### The task:
Repeat each line of the material below exactly as it appears, minus any pictures.

---------- Input records ----------

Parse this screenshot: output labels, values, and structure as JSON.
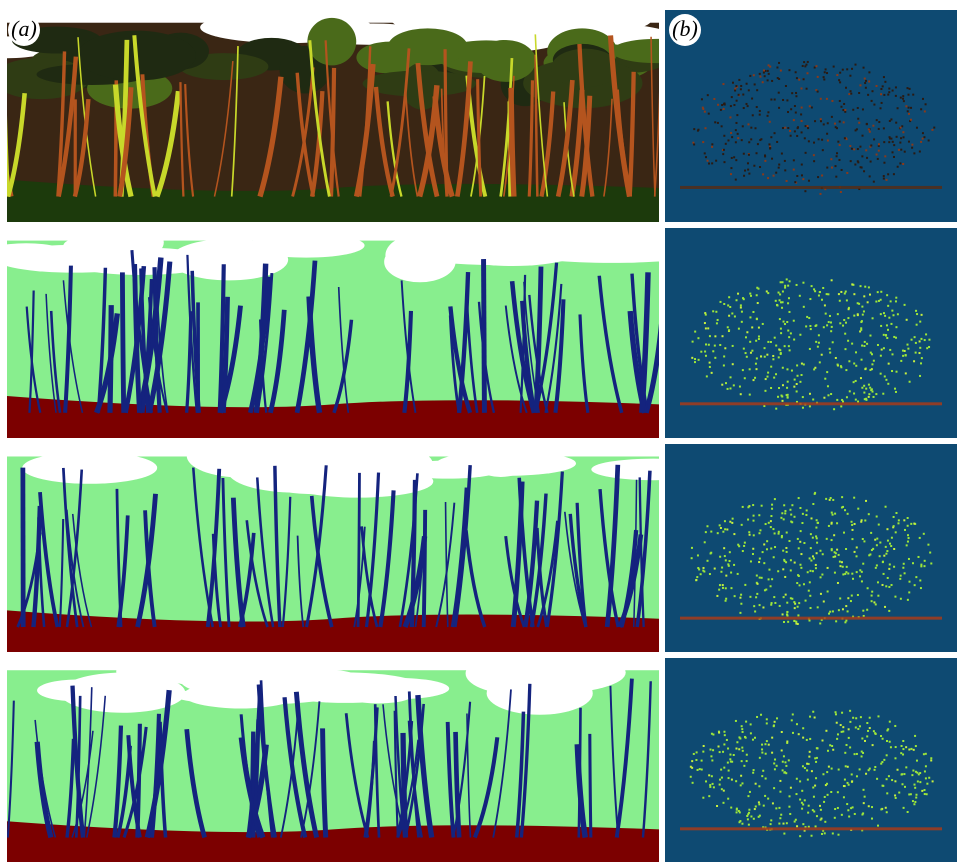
{
  "panels": {
    "a": {
      "label": "(a)"
    },
    "b": {
      "label": "(b)"
    }
  }
}
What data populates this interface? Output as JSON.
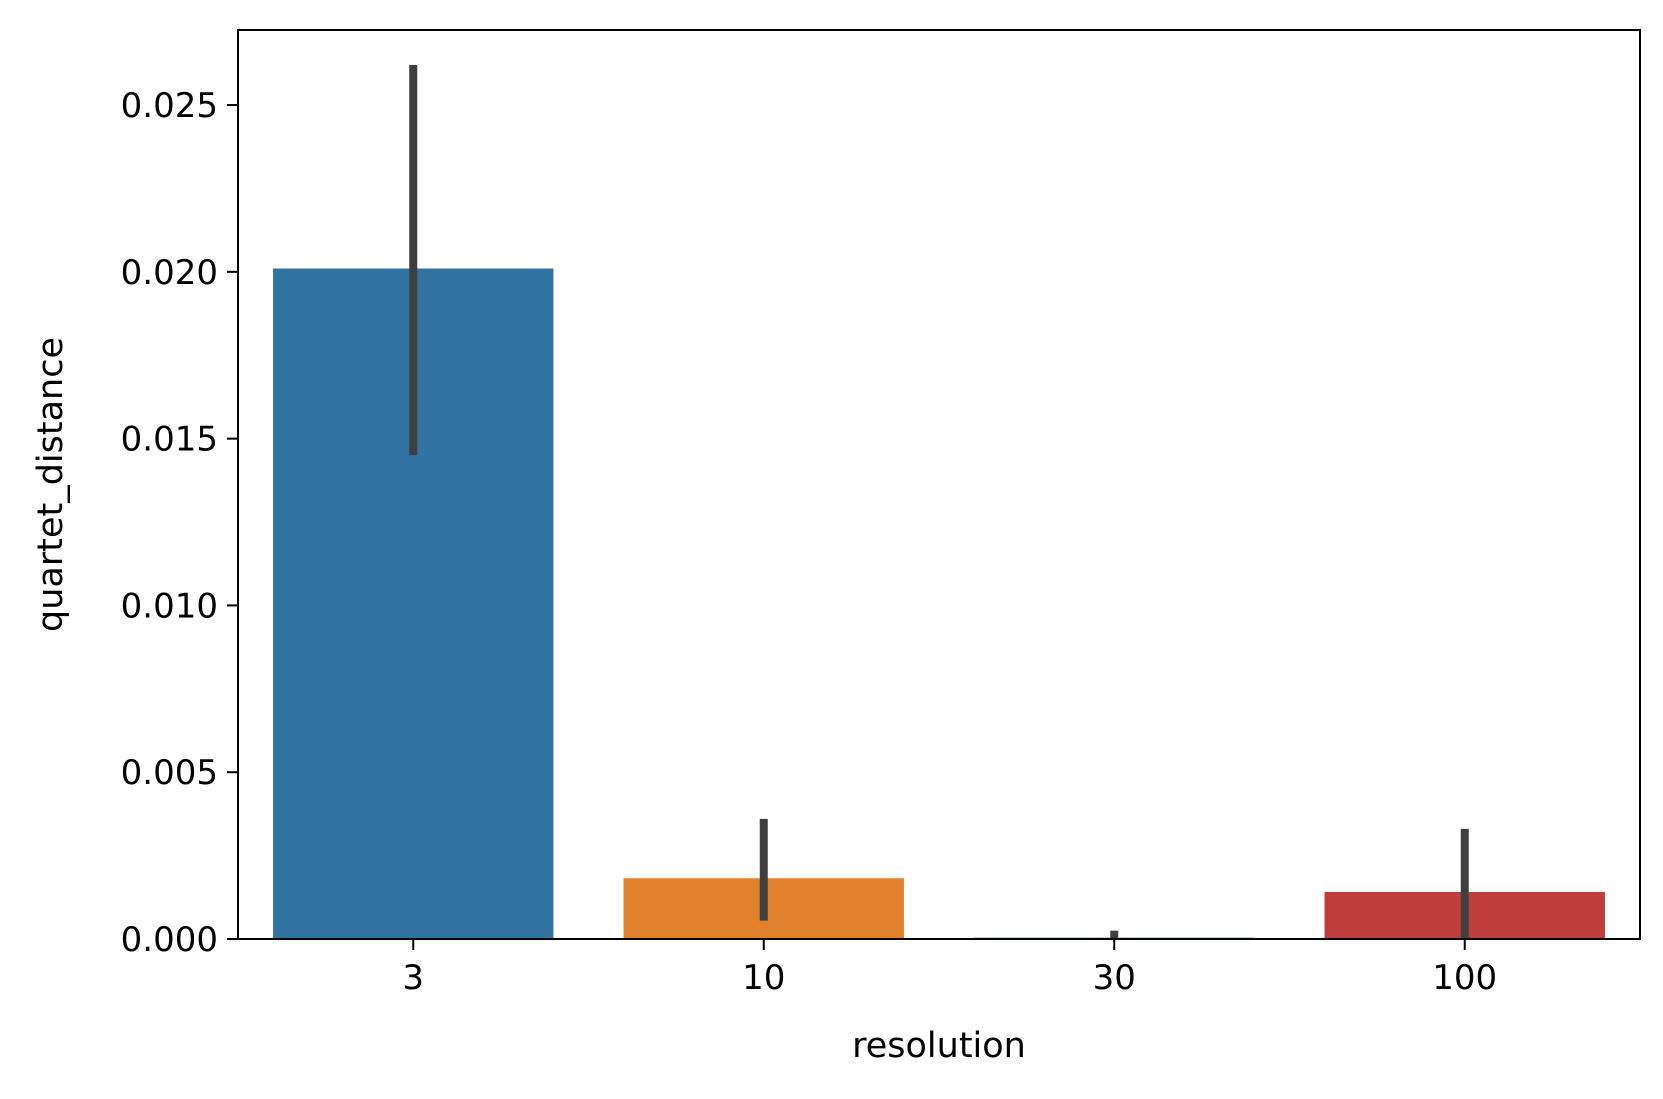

----------

### Written answer:
Parse this screenshot: output labels, values, and structure as JSON.
{
  "panels": {
    "a": {
      "label": "(a)"
    },
    "b": {
      "label": "(b)"
    }
  }
}
What data populates this interface? Output as JSON.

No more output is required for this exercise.